++++ 掲載文

以上に摘示した事項からみて、甲第1号証には、「窒化珪素質焼結体からなる絶縁性基体中に発熱抵抗体を埋設してなるセラミックヒータにおいて、前記窒化珪素質焼結体が、窒化珪素主相と、周期律表第3a族元素、酸素および珪素を含み、ダイシリケート相を結晶として含む粒界相により構成され、前記発熱体が、WCを主成分とし、添加物として窒化珪素を含むセラミックヒータ。」という発明が記載されているものと認められる。

5.当審の判断
本件発明と特許異議申立人日本特殊陶業株式会社が提出した甲第1号証に記載された発明とを対比すると、甲第1号証に記載の「窒化珪素質焼結体」、「発熱抵抗体」、「周期律表第3a族元素」、「粒界相」、「ダイシリケート」は本件発明の「窒化珪素質焼結体」、「発熱体」、「希土類元素」、「粒界相」、「ダイシリケート」に相当し、両者は、「窒化珪素質焼結体からなる絶縁性母材中に発熱体を埋設してなるセラミックヒータにおいて、前記窒化珪素質焼結体が、窒化珪素主相と、希土類元素、酸素および珪素を含み、ダイシリケート相を結晶とする粒界相により構成され、前記発熱体が、WCを主成分とし、添加物として窒化珪素を含むセラミックヒータ。」
である点で一致し、次のイ、ロの点で相違する。
(相違点イ)本件発明は、ダイシリケート相を主結晶とする粒界相であるのに対し、甲第1号証には、粒界相がダイシリケート相を含有するもののそれが主結晶かどうかは明記されていない点。
(相違点ロ)本件発明では、発熱体の前記絶縁性母材との界面に前記発熱体主成分を構成する金属の珪化物相が前記発熱体の最小厚みの25%以下の厚みで存在するのに対し、甲第1号証には、この点は明記されていない点。

そこで、上記相違点について検討する。

++++++++
++++ 保存データ

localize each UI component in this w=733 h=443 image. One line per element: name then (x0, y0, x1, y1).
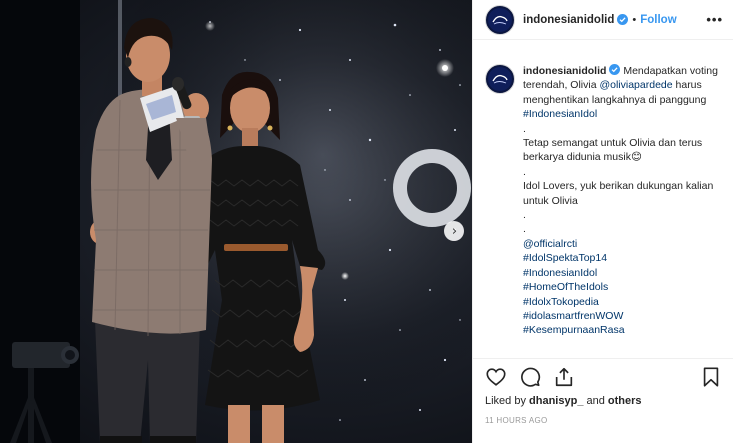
post-actions: Liked by dhanisyp_ and others 11 HOURS A… (473, 358, 733, 425)
chevron-right-icon: › (451, 223, 458, 239)
caption-dot: . (523, 223, 526, 236)
caption-line: Idol Lovers, yuk berikan dukungan kalian… (523, 180, 714, 207)
avatar[interactable] (485, 4, 515, 35)
tag-link[interactable]: #IdolxTokopedia (523, 295, 719, 309)
header-username[interactable]: indonesianidolid (523, 14, 614, 26)
smile-emoji: 😊 (630, 151, 642, 164)
caption-text: indonesianidolid Mendapatkan voting tere… (523, 64, 719, 338)
stage-scene (0, 0, 472, 443)
tag-link[interactable]: #IdolSpektaTop14 (523, 251, 719, 265)
brand-logo-icon (488, 67, 512, 91)
comment-icon[interactable] (519, 366, 541, 388)
liked-and-label: and (583, 395, 608, 407)
more-options-icon[interactable]: ••• (706, 12, 723, 27)
post-side-panel: indonesianidolid • Follow ••• indonesian… (472, 0, 733, 443)
caption-comment: indonesianidolid Mendapatkan voting tere… (473, 40, 733, 338)
tag-link[interactable]: #IndonesianIdol (523, 266, 719, 280)
post-timestamp[interactable]: 11 HOURS AGO (485, 416, 722, 425)
verified-badge-icon (617, 14, 629, 25)
likes-summary: Liked by dhanisyp_ and others (485, 395, 722, 407)
mention-link[interactable]: @oliviapardede (599, 79, 672, 91)
tag-link[interactable]: #HomeOfTheIdols (523, 280, 719, 294)
caption-dot: . (523, 165, 526, 178)
post-header: indonesianidolid • Follow ••• (473, 0, 733, 40)
liked-by-label: Liked by (485, 395, 530, 407)
tag-link[interactable]: #idolasmartfrenWOW (523, 309, 719, 323)
bookmark-icon[interactable] (700, 366, 722, 388)
post-photo[interactable]: › (0, 0, 472, 443)
separator-dot: • (632, 13, 637, 26)
liked-others-link[interactable]: others (608, 395, 642, 407)
tag-link[interactable]: @officialrcti (523, 237, 719, 251)
action-icons (485, 365, 722, 389)
caption-dot: . (523, 122, 526, 135)
caption-dot: . (523, 209, 526, 222)
verified-badge-icon (609, 64, 621, 75)
caption-avatar[interactable] (485, 64, 515, 94)
tag-link[interactable]: #KesempurnaanRasa (523, 323, 719, 337)
caption-username[interactable]: indonesianidolid (523, 65, 606, 77)
caption-line: Tetap semangat untuk Olivia dan terus be… (523, 137, 703, 164)
brand-logo-icon (488, 7, 512, 32)
share-icon[interactable] (553, 366, 575, 388)
hashtag-link[interactable]: #IndonesianIdol (523, 108, 597, 120)
heart-icon[interactable] (485, 366, 507, 388)
liked-user-link[interactable]: dhanisyp_ (529, 395, 583, 407)
next-photo-button[interactable]: › (444, 221, 464, 241)
follow-button[interactable]: Follow (640, 14, 676, 26)
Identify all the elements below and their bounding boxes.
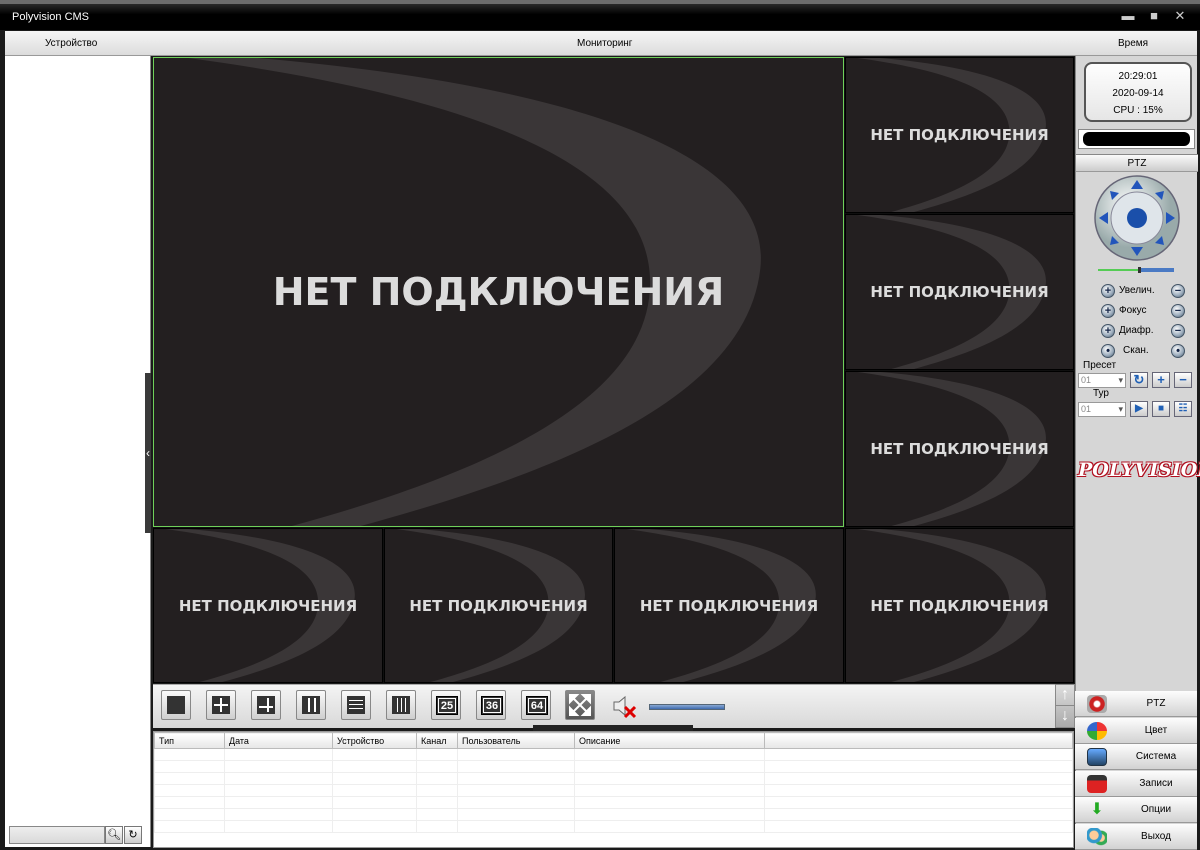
tour-grid-icon[interactable]: ☷ (1174, 401, 1192, 417)
scan-label: Скан. (1123, 345, 1149, 356)
preset-add-icon[interactable]: + (1152, 372, 1170, 388)
menu-bar: Устройство Мониторинг Время (5, 31, 1197, 56)
preset-remove-icon[interactable]: − (1174, 372, 1192, 388)
close-button[interactable]: ✕ (1172, 9, 1188, 23)
logout-icon (1087, 827, 1107, 846)
no-connection-label: НЕТ ПОДКЛЮЧЕНИЯ (870, 283, 1049, 301)
layout-scroll-arrows[interactable]: ↑ ↓ (1055, 684, 1075, 728)
no-connection-label: НЕТ ПОДКЛЮЧЕНИЯ (409, 596, 588, 615)
layout-64-button[interactable]: 64 (521, 690, 551, 720)
scan-stop-button[interactable]: • (1171, 344, 1185, 358)
iris-label: Диафр. (1119, 325, 1154, 336)
col-user[interactable]: Пользователь (457, 732, 575, 749)
side-button-ptz[interactable]: PTZ (1075, 691, 1197, 717)
layout-6-button[interactable] (251, 690, 281, 720)
no-connection-label: НЕТ ПОДКЛЮЧЕНИЯ (272, 270, 725, 314)
scan-start-button[interactable]: • (1101, 344, 1115, 358)
volume-slider[interactable] (649, 704, 725, 710)
search-icon[interactable]: 🔍︎ (105, 826, 123, 844)
preset-goto-icon[interactable]: ↻ (1130, 372, 1148, 388)
video-cell-1[interactable]: НЕТ ПОДКЛЮЧЕНИЯ (153, 57, 844, 527)
zoom-label: Увелич. (1119, 285, 1155, 296)
clock-time: 20:29:01 (1118, 71, 1158, 82)
polyvision-logo: POLYVISION (1078, 459, 1200, 481)
side-button-system[interactable]: Система (1075, 744, 1197, 771)
layout-25-button[interactable]: 25 (431, 690, 461, 720)
tour-label: Тур (1093, 388, 1109, 399)
no-connection-label: НЕТ ПОДКЛЮЧЕНИЯ (639, 596, 819, 615)
no-connection-label: НЕТ ПОДКЛЮЧЕНИЯ (870, 126, 1049, 144)
layout-16-button[interactable] (386, 690, 416, 720)
no-connection-label: НЕТ ПОДКЛЮЧЕНИЯ (178, 596, 358, 615)
iris-close-button[interactable]: − (1171, 324, 1185, 338)
layout-toolbar: 25 36 64 (153, 684, 1074, 728)
records-icon (1087, 774, 1107, 793)
options-icon: ⬇ (1090, 801, 1104, 819)
ptz-icon (1087, 695, 1107, 713)
minimize-button[interactable]: ▬ (1120, 9, 1136, 23)
side-button-records[interactable]: Записи (1075, 770, 1197, 797)
ptz-direction-pad[interactable] (1093, 174, 1181, 262)
preset-label: Пресет (1083, 360, 1117, 371)
video-grid: НЕТ ПОДКЛЮЧЕНИЯ НЕТ ПОДКЛЮЧЕНИЯ НЕТ ПОДК… (153, 57, 1074, 683)
col-channel[interactable]: Канал (416, 732, 458, 749)
iris-open-button[interactable]: + (1101, 324, 1115, 338)
video-cell-6[interactable]: НЕТ ПОДКЛЮЧЕНИЯ (384, 528, 613, 683)
video-cell-7[interactable]: НЕТ ПОДКЛЮЧЕНИЯ (614, 528, 844, 683)
col-extra[interactable] (764, 732, 1073, 749)
system-icon (1087, 748, 1107, 767)
layout-9-button[interactable] (296, 690, 326, 720)
maximize-button[interactable]: ■ (1146, 9, 1162, 23)
video-cell-2[interactable]: НЕТ ПОДКЛЮЧЕНИЯ (845, 57, 1074, 213)
col-device[interactable]: Устройство (332, 732, 417, 749)
no-connection-label: НЕТ ПОДКЛЮЧЕНИЯ (870, 440, 1049, 458)
focus-far-button[interactable]: − (1171, 304, 1185, 318)
status-bar (1078, 129, 1195, 149)
status-clock: 20:29:01 2020-09-14 CPU : 15% (1084, 62, 1192, 122)
window-title: Polyvision CMS (12, 11, 90, 23)
video-cell-5[interactable]: НЕТ ПОДКЛЮЧЕНИЯ (153, 528, 383, 683)
menu-device[interactable]: Устройство (45, 38, 97, 49)
cms-window: Polyvision CMS ▬ ■ ✕ Устройство Монитори… (0, 0, 1200, 850)
zoom-out-button[interactable]: − (1171, 284, 1185, 298)
tour-select[interactable]: 01 (1078, 402, 1126, 417)
side-button-options[interactable]: ⬇ Опции (1075, 797, 1197, 824)
tour-stop-icon[interactable]: ■ (1152, 401, 1170, 417)
ptz-header: PTZ (1076, 154, 1198, 172)
mute-icon[interactable] (611, 693, 637, 719)
cpu-usage: CPU : 15% (1113, 105, 1163, 116)
menu-monitoring[interactable]: Мониторинг (577, 38, 632, 49)
tour-play-icon[interactable]: ▶ (1130, 401, 1148, 417)
side-button-color[interactable]: Цвет (1075, 717, 1197, 744)
title-bar: Polyvision CMS ▬ ■ ✕ (0, 0, 1200, 30)
menu-time[interactable]: Время (1118, 38, 1148, 49)
focus-label: Фокус (1119, 305, 1147, 316)
layout-4-button[interactable] (206, 690, 236, 720)
fullscreen-icon[interactable] (565, 690, 595, 720)
col-type[interactable]: Тип (154, 732, 225, 749)
color-icon (1087, 721, 1107, 740)
layout-1-button[interactable] (161, 690, 191, 720)
side-button-logout[interactable]: Выход (1075, 823, 1197, 850)
video-cell-4[interactable]: НЕТ ПОДКЛЮЧЕНИЯ (845, 371, 1074, 527)
video-cell-3[interactable]: НЕТ ПОДКЛЮЧЕНИЯ (845, 214, 1074, 370)
device-tree-panel[interactable]: 🔍︎ ↻ (5, 56, 151, 847)
col-description[interactable]: Описание (574, 732, 765, 749)
no-connection-label: НЕТ ПОДКЛЮЧЕНИЯ (870, 596, 1049, 615)
zoom-in-button[interactable]: + (1101, 284, 1115, 298)
layout-36-button[interactable]: 36 (476, 690, 506, 720)
side-menu: PTZ Цвет Система Записи ⬇ Опции Выход (1075, 691, 1197, 850)
refresh-icon[interactable]: ↻ (124, 826, 142, 844)
layout-13-button[interactable] (341, 690, 371, 720)
col-date[interactable]: Дата (224, 732, 333, 749)
focus-near-button[interactable]: + (1101, 304, 1115, 318)
ptz-speed-slider[interactable] (1098, 267, 1174, 273)
collapse-panel-handle[interactable]: ‹ (145, 373, 151, 533)
event-log-table[interactable]: Тип Дата Устройство Канал Пользователь О… (153, 731, 1074, 848)
video-cell-8[interactable]: НЕТ ПОДКЛЮЧЕНИЯ (845, 528, 1074, 683)
clock-date: 2020-09-14 (1112, 88, 1164, 99)
device-search-input[interactable] (9, 826, 105, 844)
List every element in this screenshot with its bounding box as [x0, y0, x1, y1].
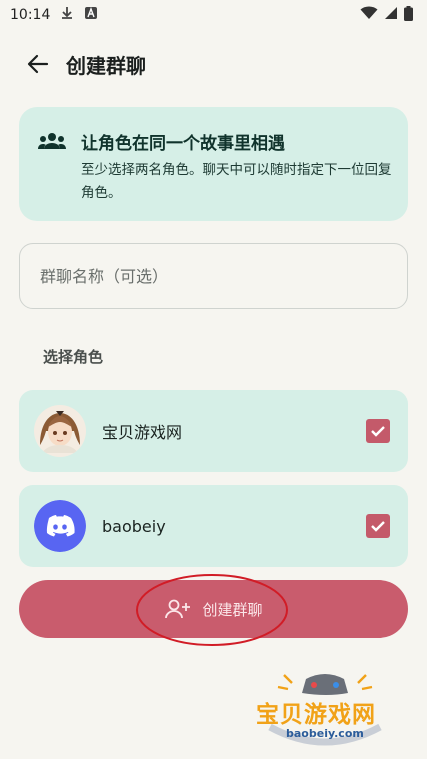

++++++++

掲載文で、相違点イが本件発明と甲第1号証との相違とされているのはなぜですか？

## 記述解答
本件発明では粒界相がダイシリケート相を主結晶としているのに対し、甲第1号証では粒界相がダイシリケート相を含むことは示されているものの、それが主結晶かどうかが明記されていないからです。